___ GIVEN RECORDS ___

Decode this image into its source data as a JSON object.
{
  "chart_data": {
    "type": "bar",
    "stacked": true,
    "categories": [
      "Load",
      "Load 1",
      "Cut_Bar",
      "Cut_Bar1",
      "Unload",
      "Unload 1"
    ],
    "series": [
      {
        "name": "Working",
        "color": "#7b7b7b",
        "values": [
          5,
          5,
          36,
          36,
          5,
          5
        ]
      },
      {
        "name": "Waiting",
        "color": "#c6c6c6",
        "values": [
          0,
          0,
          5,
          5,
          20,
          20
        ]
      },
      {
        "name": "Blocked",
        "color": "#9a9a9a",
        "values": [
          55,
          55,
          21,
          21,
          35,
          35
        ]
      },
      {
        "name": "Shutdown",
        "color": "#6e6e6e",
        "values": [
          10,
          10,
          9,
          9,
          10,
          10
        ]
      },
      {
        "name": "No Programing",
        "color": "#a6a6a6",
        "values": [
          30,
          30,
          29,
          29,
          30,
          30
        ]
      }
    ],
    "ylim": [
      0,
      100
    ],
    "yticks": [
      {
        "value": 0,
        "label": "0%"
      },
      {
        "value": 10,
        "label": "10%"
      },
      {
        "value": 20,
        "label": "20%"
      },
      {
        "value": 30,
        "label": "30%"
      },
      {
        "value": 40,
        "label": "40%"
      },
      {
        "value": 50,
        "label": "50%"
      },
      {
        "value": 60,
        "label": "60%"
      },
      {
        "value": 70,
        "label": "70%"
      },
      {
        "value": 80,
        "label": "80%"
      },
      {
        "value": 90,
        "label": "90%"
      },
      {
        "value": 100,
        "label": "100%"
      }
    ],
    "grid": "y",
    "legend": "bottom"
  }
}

___

* _EXERCISE DESCRIPTION_:
Write out the material exactly as given.

* _TASK SOLUTION_:
Decode this image into its source data as a JSON object.
{
  "chart_data": {
    "type": "bar",
    "stacked": true,
    "categories": [
      "Load",
      "Load 1",
      "Cut_Bar",
      "Cut_Bar1",
      "Unload",
      "Unload 1"
    ],
    "series": [
      {
        "name": "Working",
        "color": "#7b7b7b",
        "values": [
          5,
          5,
          36,
          36,
          5,
          5
        ]
      },
      {
        "name": "Waiting",
        "color": "#c6c6c6",
        "values": [
          0,
          0,
          5,
          5,
          20,
          20
        ]
      },
      {
        "name": "Blocked",
        "color": "#9a9a9a",
        "values": [
          55,
          55,
          21,
          21,
          35,
          35
        ]
      },
      {
        "name": "Shutdown",
        "color": "#6e6e6e",
        "values": [
          10,
          10,
          9,
          9,
          10,
          10
        ]
      },
      {
        "name": "No Programing",
        "color": "#a6a6a6",
        "values": [
          30,
          30,
          29,
          29,
          30,
          30
        ]
      }
    ],
    "ylim": [
      0,
      100
    ],
    "yticks": [
      {
        "value": 0,
        "label": "0%"
      },
      {
        "value": 10,
        "label": "10%"
      },
      {
        "value": 20,
        "label": "20%"
      },
      {
        "value": 30,
        "label": "30%"
      },
      {
        "value": 40,
        "label": "40%"
      },
      {
        "value": 50,
        "label": "50%"
      },
      {
        "value": 60,
        "label": "60%"
      },
      {
        "value": 70,
        "label": "70%"
      },
      {
        "value": 80,
        "label": "80%"
      },
      {
        "value": 90,
        "label": "90%"
      },
      {
        "value": 100,
        "label": "100%"
      }
    ],
    "grid": "y",
    "legend": "bottom"
  }
}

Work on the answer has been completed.